# Given problem
Extract each line holding the word "name" from the entries.

# Information shown
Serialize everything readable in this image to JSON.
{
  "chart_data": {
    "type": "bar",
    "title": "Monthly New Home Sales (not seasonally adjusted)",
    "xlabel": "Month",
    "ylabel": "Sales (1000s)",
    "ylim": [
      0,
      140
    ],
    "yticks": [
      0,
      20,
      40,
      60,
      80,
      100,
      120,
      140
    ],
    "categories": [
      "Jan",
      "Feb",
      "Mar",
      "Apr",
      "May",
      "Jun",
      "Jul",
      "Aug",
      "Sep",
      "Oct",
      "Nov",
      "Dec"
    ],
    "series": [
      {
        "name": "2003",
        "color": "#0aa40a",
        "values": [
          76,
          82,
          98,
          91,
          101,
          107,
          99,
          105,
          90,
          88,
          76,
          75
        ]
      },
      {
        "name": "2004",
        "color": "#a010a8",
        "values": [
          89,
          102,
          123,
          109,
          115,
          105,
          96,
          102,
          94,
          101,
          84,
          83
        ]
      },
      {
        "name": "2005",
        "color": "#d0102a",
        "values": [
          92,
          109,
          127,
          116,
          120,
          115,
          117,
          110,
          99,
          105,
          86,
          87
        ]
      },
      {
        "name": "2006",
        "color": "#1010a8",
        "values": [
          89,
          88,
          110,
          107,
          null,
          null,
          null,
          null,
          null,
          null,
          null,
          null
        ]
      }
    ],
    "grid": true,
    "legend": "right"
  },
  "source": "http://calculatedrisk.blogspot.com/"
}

# Result of this task
        "name": "2003",
        "name": "2004",
        "name": "2005",
        "name": "2006",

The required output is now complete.